__DATA ENTRIES__.
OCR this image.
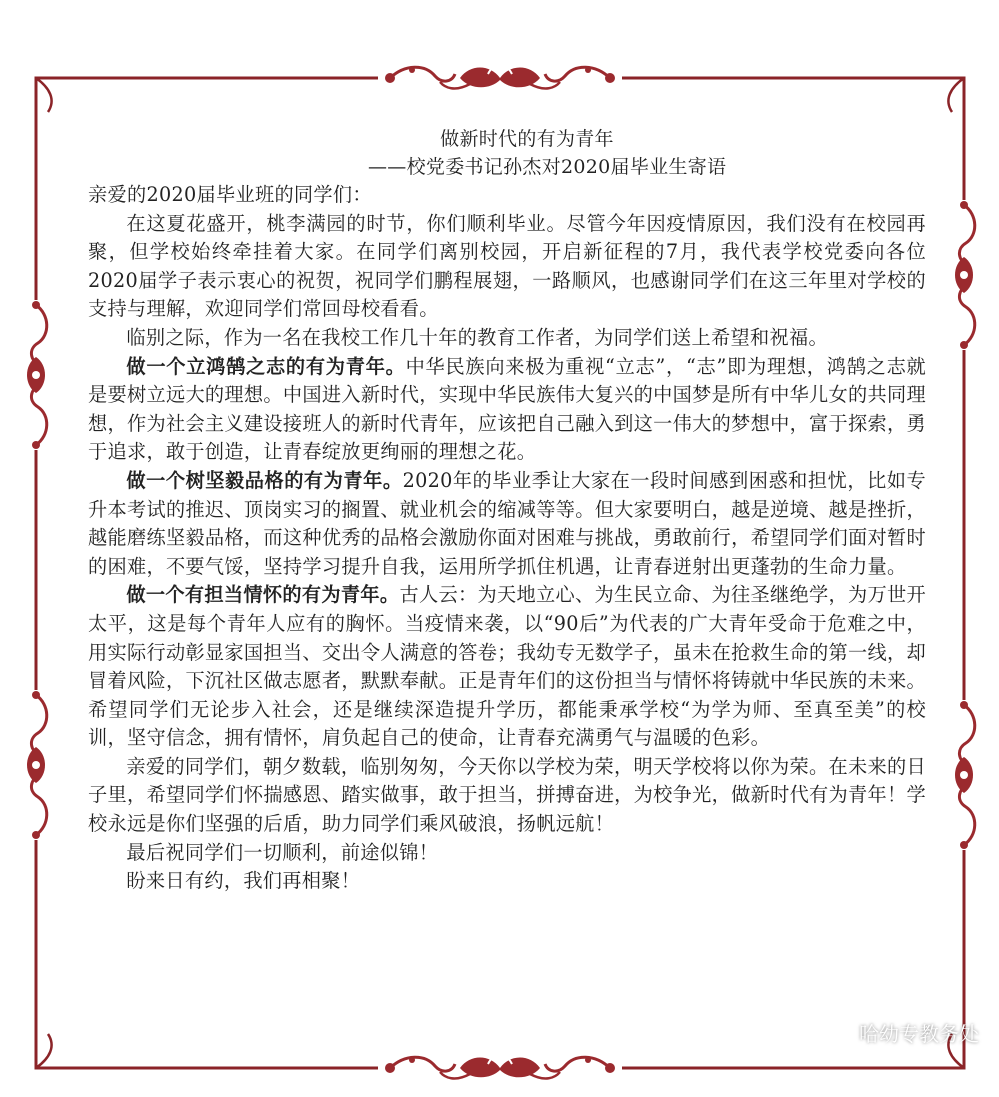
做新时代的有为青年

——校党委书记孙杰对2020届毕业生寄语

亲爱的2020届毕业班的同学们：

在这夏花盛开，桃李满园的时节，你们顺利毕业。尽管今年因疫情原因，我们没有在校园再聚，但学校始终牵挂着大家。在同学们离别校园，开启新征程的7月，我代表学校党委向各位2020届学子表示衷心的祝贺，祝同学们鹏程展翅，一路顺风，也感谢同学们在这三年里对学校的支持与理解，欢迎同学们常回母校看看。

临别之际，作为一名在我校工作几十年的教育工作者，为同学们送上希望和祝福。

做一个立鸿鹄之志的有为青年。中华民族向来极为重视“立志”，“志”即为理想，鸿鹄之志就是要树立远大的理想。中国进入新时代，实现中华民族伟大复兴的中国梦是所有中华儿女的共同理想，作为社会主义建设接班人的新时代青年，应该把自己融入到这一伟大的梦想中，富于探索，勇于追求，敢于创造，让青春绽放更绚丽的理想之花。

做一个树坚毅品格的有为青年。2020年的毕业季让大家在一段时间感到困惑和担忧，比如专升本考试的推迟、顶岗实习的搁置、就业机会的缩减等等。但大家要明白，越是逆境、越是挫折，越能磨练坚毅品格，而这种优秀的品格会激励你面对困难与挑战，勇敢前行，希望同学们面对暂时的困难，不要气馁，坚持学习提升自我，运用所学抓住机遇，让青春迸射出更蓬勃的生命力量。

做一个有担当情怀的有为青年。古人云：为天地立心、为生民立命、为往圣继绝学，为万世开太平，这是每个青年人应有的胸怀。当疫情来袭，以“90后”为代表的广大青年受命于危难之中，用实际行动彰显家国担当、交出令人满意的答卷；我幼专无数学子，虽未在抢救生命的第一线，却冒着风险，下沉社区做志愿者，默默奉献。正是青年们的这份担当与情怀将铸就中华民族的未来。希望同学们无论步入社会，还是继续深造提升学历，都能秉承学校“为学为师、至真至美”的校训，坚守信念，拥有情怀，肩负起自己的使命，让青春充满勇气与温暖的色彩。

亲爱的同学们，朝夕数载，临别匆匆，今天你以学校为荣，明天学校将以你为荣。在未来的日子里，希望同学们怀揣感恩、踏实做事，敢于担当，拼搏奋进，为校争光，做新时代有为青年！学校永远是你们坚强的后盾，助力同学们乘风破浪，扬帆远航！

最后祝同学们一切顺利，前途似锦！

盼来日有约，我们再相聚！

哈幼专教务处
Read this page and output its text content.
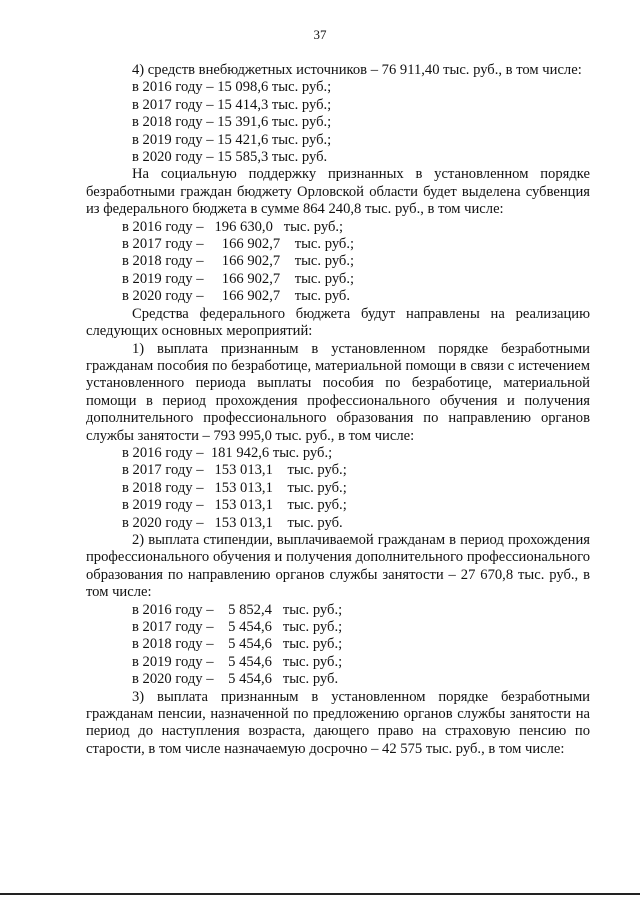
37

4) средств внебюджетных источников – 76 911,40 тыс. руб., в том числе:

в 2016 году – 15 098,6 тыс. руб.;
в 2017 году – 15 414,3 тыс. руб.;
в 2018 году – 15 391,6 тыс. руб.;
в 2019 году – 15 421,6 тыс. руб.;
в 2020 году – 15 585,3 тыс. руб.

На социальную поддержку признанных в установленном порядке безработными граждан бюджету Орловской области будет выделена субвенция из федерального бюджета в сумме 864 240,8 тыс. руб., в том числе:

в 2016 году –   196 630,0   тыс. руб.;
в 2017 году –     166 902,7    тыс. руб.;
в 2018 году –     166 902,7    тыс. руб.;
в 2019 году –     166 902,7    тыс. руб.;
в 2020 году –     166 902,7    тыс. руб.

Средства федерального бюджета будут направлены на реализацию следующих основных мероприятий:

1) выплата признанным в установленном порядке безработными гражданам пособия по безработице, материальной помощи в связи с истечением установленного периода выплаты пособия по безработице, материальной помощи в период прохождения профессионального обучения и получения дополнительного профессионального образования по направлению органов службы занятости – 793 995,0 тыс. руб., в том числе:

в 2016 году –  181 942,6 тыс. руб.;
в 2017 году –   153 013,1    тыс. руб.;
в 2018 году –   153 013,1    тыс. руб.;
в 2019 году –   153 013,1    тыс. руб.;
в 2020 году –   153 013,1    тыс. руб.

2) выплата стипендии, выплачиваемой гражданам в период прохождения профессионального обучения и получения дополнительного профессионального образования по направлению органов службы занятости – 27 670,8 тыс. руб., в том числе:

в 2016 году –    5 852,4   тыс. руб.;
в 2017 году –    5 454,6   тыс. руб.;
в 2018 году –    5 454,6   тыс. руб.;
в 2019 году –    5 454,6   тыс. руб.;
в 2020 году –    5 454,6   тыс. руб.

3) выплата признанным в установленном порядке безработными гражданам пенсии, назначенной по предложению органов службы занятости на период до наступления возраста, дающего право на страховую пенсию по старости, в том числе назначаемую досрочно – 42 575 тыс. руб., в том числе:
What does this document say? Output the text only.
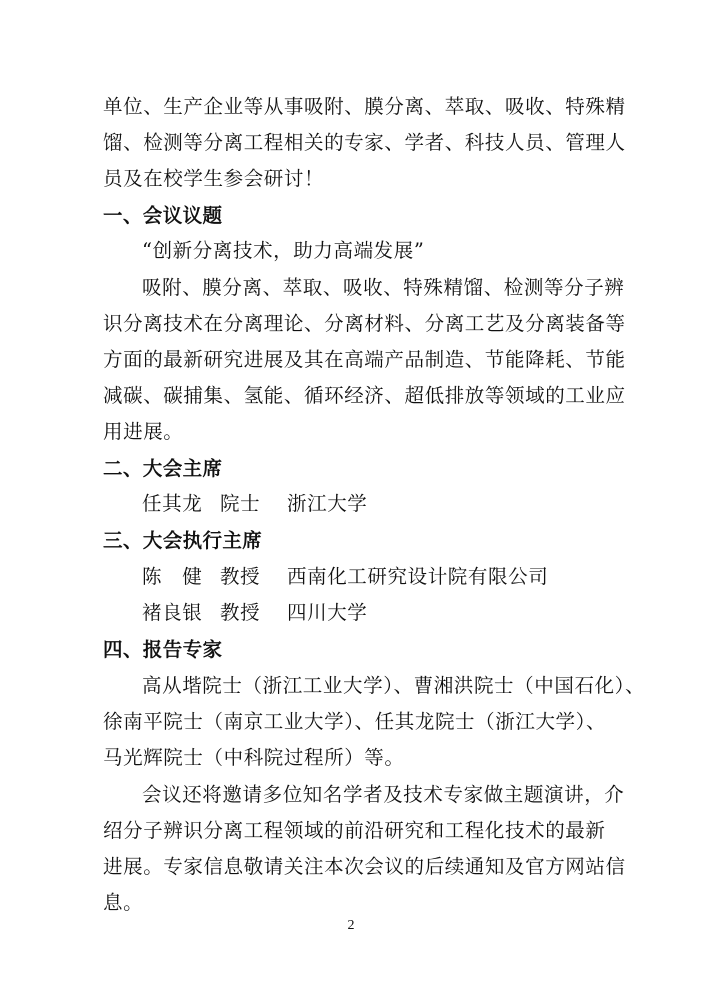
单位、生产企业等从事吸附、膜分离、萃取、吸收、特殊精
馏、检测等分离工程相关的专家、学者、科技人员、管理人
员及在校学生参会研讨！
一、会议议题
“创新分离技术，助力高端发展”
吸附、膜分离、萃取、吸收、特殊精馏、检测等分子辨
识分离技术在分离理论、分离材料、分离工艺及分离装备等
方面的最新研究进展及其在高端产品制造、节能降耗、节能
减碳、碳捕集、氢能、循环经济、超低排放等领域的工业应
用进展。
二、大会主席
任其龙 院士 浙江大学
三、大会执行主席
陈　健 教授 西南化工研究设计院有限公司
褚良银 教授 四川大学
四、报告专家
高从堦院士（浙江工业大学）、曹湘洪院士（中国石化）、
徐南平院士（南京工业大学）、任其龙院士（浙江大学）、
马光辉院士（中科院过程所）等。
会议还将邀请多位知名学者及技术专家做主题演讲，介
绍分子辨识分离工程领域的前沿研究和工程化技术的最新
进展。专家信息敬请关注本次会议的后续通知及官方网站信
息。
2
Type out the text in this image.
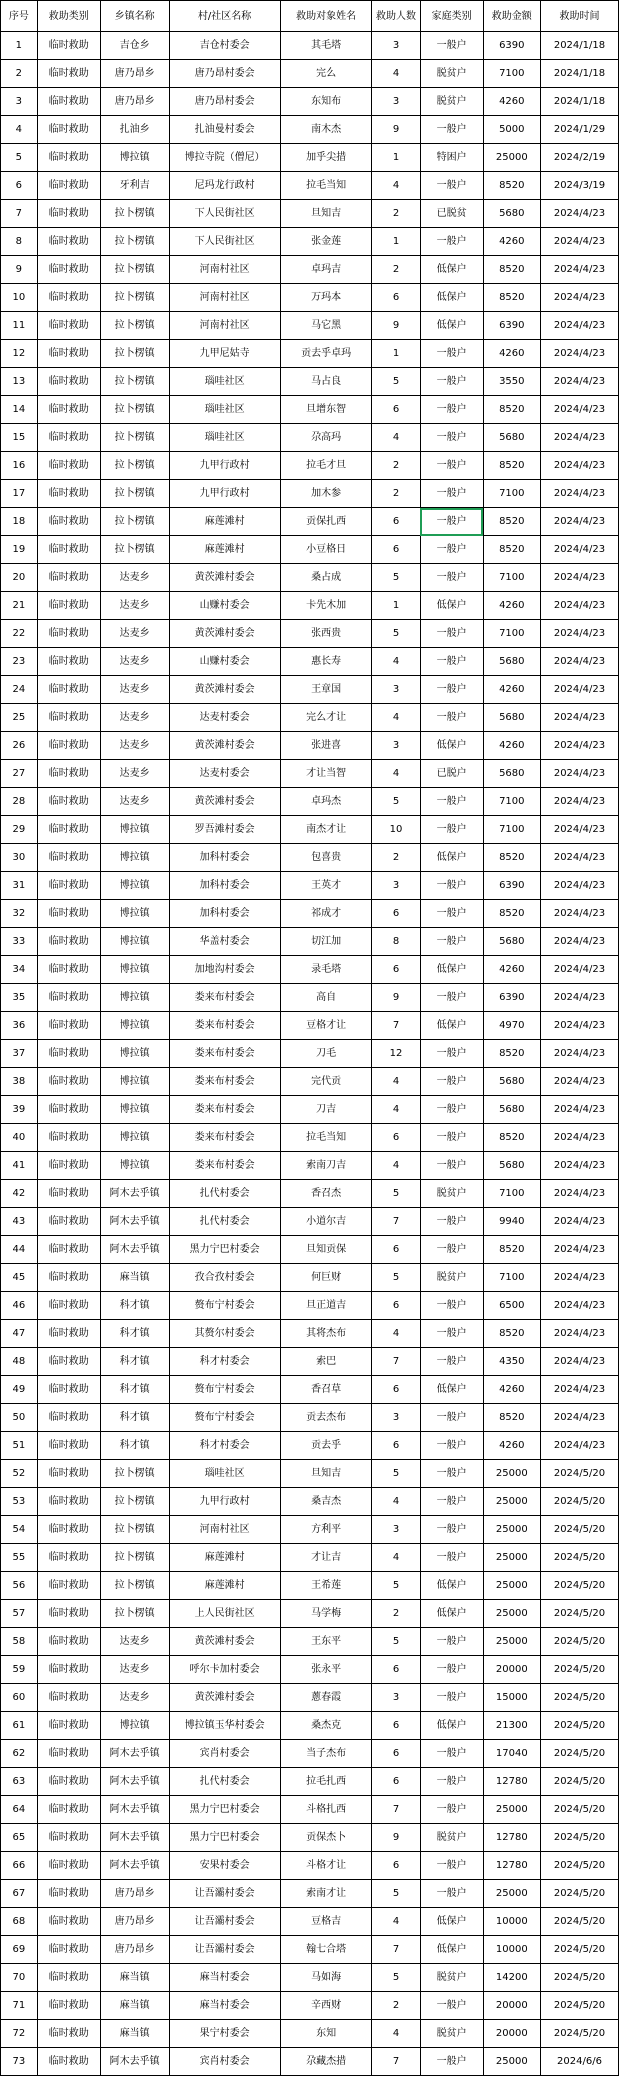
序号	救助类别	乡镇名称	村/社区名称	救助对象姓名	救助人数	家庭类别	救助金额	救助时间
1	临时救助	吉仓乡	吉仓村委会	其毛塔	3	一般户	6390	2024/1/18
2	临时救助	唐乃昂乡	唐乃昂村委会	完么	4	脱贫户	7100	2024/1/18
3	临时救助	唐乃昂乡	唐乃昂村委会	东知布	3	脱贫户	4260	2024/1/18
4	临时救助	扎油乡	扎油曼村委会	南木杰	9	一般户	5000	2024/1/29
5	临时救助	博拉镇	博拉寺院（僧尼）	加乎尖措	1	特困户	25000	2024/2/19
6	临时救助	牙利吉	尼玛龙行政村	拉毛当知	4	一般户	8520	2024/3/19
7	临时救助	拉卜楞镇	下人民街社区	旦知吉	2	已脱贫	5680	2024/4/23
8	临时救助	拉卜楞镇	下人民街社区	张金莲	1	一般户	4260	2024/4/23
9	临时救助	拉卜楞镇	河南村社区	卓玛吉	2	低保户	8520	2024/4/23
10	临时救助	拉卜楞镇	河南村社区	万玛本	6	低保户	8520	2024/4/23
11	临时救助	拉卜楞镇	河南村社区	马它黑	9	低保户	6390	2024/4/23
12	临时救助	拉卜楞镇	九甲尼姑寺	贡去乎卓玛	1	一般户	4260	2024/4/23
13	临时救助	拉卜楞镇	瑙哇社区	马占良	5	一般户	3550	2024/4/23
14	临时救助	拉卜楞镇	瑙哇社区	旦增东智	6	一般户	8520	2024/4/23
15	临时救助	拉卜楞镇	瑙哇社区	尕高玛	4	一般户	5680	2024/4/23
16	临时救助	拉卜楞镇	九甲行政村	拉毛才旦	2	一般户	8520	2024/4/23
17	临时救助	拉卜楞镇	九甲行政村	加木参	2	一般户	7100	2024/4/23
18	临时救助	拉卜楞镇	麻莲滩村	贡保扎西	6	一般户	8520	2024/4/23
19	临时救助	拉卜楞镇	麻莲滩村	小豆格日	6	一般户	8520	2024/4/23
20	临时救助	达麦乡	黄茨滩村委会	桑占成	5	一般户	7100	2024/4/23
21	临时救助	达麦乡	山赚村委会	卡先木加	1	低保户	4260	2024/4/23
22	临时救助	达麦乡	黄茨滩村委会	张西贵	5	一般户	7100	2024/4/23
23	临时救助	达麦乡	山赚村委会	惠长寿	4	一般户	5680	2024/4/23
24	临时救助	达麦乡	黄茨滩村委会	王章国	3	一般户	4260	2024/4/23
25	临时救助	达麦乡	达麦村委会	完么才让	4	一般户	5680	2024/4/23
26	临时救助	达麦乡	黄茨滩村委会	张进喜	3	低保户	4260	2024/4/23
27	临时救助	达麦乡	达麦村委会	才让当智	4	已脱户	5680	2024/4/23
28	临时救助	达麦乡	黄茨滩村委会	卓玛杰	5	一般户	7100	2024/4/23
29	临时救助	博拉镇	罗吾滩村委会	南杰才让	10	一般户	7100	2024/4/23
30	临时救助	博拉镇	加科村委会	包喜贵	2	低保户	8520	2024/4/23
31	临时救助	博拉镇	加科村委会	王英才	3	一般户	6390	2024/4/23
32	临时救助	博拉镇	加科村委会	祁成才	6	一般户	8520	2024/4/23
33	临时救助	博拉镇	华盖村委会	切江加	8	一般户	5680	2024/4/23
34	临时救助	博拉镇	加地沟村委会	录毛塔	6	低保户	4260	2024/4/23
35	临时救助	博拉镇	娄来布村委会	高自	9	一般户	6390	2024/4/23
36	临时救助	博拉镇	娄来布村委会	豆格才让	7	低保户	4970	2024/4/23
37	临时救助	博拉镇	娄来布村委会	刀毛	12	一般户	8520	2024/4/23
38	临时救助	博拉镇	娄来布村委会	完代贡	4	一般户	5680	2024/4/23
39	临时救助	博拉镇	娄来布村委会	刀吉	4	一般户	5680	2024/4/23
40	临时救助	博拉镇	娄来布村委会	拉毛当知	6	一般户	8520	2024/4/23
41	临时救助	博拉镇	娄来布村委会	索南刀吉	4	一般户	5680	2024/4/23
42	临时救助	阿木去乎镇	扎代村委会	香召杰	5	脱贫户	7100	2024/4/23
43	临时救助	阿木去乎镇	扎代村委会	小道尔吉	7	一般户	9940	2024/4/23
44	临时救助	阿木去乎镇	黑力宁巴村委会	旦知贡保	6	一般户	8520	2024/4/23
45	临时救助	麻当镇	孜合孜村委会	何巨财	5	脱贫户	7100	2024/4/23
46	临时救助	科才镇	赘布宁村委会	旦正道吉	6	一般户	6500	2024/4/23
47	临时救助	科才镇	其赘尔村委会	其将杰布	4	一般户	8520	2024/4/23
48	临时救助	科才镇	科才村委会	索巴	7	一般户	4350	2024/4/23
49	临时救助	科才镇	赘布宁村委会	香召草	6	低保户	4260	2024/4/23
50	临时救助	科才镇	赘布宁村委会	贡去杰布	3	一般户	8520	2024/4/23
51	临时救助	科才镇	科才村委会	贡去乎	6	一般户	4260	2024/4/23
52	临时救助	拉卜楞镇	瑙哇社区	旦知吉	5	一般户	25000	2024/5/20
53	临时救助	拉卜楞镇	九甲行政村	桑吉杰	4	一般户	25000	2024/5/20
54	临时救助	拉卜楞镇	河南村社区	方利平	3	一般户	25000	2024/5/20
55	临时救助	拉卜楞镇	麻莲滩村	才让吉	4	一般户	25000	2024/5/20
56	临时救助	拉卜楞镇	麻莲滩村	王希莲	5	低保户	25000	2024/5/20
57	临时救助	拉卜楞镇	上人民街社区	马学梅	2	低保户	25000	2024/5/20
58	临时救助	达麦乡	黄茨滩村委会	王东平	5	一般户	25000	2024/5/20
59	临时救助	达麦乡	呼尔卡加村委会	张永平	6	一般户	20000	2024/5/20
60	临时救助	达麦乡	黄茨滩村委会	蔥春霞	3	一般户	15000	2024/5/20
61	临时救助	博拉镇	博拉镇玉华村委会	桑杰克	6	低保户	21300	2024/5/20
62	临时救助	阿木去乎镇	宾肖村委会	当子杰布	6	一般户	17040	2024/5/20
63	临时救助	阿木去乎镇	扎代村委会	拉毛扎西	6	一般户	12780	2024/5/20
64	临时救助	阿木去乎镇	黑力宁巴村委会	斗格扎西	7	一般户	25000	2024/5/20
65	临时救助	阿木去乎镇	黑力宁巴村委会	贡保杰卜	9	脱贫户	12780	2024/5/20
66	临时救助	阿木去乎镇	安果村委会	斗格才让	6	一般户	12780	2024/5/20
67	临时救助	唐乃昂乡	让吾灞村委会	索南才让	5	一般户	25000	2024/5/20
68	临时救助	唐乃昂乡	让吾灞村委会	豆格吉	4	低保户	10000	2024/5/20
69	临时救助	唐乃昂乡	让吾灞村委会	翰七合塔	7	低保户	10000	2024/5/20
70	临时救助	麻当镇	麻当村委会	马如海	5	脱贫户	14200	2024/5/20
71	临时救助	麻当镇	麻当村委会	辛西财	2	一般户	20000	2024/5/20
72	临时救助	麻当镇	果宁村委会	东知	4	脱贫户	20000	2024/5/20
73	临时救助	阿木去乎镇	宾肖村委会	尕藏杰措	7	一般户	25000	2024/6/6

__REQUIRED WORK__.
Copy every line of the data that holds the string "九甲行政村".

__FINISHED ANSWER__.
16	临时救助	拉卜楞镇	九甲行政村	拉毛才旦	2	一般户	8520	2024/4/23
17	临时救助	拉卜楞镇	九甲行政村	加木参	2	一般户	7100	2024/4/23
53	临时救助	拉卜楞镇	九甲行政村	桑吉杰	4	一般户	25000	2024/5/20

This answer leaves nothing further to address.